PASSAGE TO READ
_ _ _

It took a few minutes but I convinced her that we weren’t going to have sex. She sat there and then began to cry and apologize at the same time. At first I thought she was embarrassed, caught up in some unfathomable wave of desire or illusion or something. But that was not it. Charlotte was pregnant by a guy whose rich parents had sent him away to military school and she didn’t know what to do. Her plan, such as it was, was to have sex with me and then somehow convince me that I was the father. Her sense of me, probably correct, was that I was a much nicer guy than Ben-whose-last-name-I-forget, and that I would marry her. What I am about to say sounds absurd, even to me, but to that moment I had never actually, realistically associated sex with paternity. I mean, I understood about sex and babies, but had no real notion of paternity, what it meant, how it proceeded from this act, that decision, those compromises. Well, it all came startlingly clear to me, in an instant. The moment was one as if I had just cheated death, had seen the bullet in slow motion as it slid past my ear, had watched the car on ice turn and turn only to find itself on the right side of the road headed in the right direction.

So, on the patio at the Shreve’s Landing Club three years later, with, truth be told, not much more experience than Darlene’s gift, Louise’s offer pulled up images of a tearful Charlotte and the fate I had escaped. Had I been as sophisticated as I thought I wanted to be, I would have accepted Louise’s rides and would have then, only a few months later, understood immediately what Marie meant. As it was, it only hit me as I was walking down the street from Marie’s toward my parents’ house. While the understanding lacked the immediacy of the revelation of mortality that Charlotte’s unveiling of her plot brought with it, it was every bit as transformative. I have, in all my physical relations since that day, kept my weight on my elbows. Even more, I have tried to be the kind of man who keeps his weight on his elbows in every occasion. I mean, it seemed to me, right then, that I wanted to be the kind of man who was both in and yet sympathetically apart from every moment. By sympathetically, I mean not detached coldly but watchful, aware of the reality that the other or others in the moment are experiencing. I confess that the temptation is to hold myself away more icily, as that is actually easier than what I consider the morally responsible thing to do, to be constantly careful of the presence of others without giving oneself over to abandonment in their presence, whether in sex or any other discourse. Cold detachment leads to a kind of formalism in which one can only claim to be present, without offering any proof. There is a line from e. e. cummings that tells the consequence of that kind of detachment:

since feeling is first
who pays attention
to the syntax of things
will never wholly kiss you;

Over the years my goal has been to be aware of the syntax of things without “paying attention” to it. I want to be in the moment without being “of” it, I suppose. I heard a chaplain at Dartmouth College examine “moral imagination” in a way that suits me. He said moral imagination is not just the ability to understand another’s point of view or even feel another’s pain, one of which is reachable logically and the other is observable. For me, the trick is to imagine the other’s moral conflict, the contradictions he feels when caught between his ideals and necessity, between justice and mercy. One cannot do this if one gives over wholly to the kiss. The best way is to keep one’s weight on one’s elbows, a slight remove, enough to be able to see into the other’s center, with care.

_ _ _

DATA RECORDS

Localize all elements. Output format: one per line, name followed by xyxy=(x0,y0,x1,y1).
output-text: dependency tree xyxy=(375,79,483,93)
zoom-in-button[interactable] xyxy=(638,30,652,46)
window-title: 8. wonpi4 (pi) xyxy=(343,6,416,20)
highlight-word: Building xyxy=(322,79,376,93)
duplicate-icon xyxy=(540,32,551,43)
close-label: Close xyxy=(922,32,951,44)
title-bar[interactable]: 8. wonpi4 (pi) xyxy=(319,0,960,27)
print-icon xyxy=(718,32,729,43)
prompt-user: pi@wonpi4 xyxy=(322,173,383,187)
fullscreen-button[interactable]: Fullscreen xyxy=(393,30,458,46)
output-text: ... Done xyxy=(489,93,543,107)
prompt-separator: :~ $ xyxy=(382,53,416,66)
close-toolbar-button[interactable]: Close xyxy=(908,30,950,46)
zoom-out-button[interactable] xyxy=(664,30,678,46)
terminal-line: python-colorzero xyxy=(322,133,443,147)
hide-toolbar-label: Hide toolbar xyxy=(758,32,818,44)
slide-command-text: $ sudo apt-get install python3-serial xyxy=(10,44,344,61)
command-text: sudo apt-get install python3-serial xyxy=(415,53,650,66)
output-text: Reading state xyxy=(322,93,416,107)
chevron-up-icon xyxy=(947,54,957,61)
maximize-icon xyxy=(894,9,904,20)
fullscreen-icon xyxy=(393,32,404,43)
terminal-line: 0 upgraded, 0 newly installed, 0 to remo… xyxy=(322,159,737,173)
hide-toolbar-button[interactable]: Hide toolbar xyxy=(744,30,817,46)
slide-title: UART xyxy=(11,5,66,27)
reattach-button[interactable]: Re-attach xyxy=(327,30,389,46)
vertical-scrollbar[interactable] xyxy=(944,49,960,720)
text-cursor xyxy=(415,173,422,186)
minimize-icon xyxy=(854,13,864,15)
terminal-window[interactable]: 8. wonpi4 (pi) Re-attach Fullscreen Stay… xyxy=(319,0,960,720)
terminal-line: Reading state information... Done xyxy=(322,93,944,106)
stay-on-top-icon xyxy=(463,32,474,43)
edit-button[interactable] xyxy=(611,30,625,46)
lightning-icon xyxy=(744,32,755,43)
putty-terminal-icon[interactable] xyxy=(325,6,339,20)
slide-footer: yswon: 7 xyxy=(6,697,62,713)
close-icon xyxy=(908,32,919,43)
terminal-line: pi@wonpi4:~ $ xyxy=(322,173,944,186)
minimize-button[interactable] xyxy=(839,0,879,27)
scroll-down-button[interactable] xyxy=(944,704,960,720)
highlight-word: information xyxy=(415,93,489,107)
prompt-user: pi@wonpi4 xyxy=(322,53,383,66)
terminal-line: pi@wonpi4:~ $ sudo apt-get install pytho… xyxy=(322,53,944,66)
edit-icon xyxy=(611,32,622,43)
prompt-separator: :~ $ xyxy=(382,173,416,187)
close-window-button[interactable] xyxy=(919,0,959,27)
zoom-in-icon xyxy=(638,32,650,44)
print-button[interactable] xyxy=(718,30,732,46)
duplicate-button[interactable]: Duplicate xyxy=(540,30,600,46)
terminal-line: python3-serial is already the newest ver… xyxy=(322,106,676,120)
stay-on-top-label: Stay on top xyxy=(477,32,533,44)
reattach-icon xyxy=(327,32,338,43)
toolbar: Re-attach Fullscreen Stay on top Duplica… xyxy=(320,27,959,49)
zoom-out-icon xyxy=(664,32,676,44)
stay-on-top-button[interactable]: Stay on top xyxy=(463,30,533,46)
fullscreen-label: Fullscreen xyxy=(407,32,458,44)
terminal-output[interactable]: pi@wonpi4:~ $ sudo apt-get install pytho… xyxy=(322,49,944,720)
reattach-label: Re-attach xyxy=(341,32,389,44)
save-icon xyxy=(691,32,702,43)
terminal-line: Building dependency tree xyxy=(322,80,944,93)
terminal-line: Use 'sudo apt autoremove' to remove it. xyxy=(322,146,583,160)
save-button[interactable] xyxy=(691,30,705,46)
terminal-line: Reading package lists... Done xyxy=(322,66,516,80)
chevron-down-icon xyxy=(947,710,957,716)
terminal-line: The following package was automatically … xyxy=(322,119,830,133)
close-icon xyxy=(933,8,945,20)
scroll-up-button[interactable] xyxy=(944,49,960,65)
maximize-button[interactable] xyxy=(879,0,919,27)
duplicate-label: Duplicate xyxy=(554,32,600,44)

_ _ _

EXERCISE SET
a - In the memoir passage, who did the narrator hear examine "moral imagination"?
b - Condense the paragraph of the memoir passage that begins "Over the years my goal" into a shorter version that keeps its main facts.
c - Carry the memoir passage forward from its final sentence.

RESULTS OF THE EXERCISE
a - A chaplain at Dartmouth College.

b - My goal has been to be aware of the syntax of things without "paying attention" to it: to be in the moment without being "of" it. A chaplain at Dartmouth College described moral imagination as more than understanding another's point of view or feeling another's pain. For me it means imagining the other's moral conflict, caught between ideals and necessity, justice and mercy. That is impossible if one gives over wholly to the kiss. Keeping one's weight on one's elbows, at a slight remove, lets one see into the other's center with care.

c -
I have not always been able to do this, of course; once when I did not should be talked about later. I have, however, always tried and always been aware when I have failed. The failures, in some instances, meant more to me than to the others, who felt the weight but that is to be expected. It is hard to give a useful answer at three in the morning to the question, “What are you doing up there on your elbows?” At that moment I always wonder, myself.

[Tomorrow my wife and I start a three-week trip to Hong Kong and Vietnam and I am not sure how often I can post to this spot. I was last in Vietnam during the Southeast Asian War and I assume I will have some feelings about this return. If I can, I will write.]

Wednesday, March 14, 2012

March 14, 2012

There are not so many drive-in movie “theaters” around these days, but when Darlene and I were just awakening to sex (well, I was just awakening; I think Darlene had been up several hours before me), they were very important because those darkened pastures furrowed with alleyways which were in turn spiked every few yards with speaker stands were just about the only place a couple of kids could go with even a modicum of expectation of the privacy necessary to grow up.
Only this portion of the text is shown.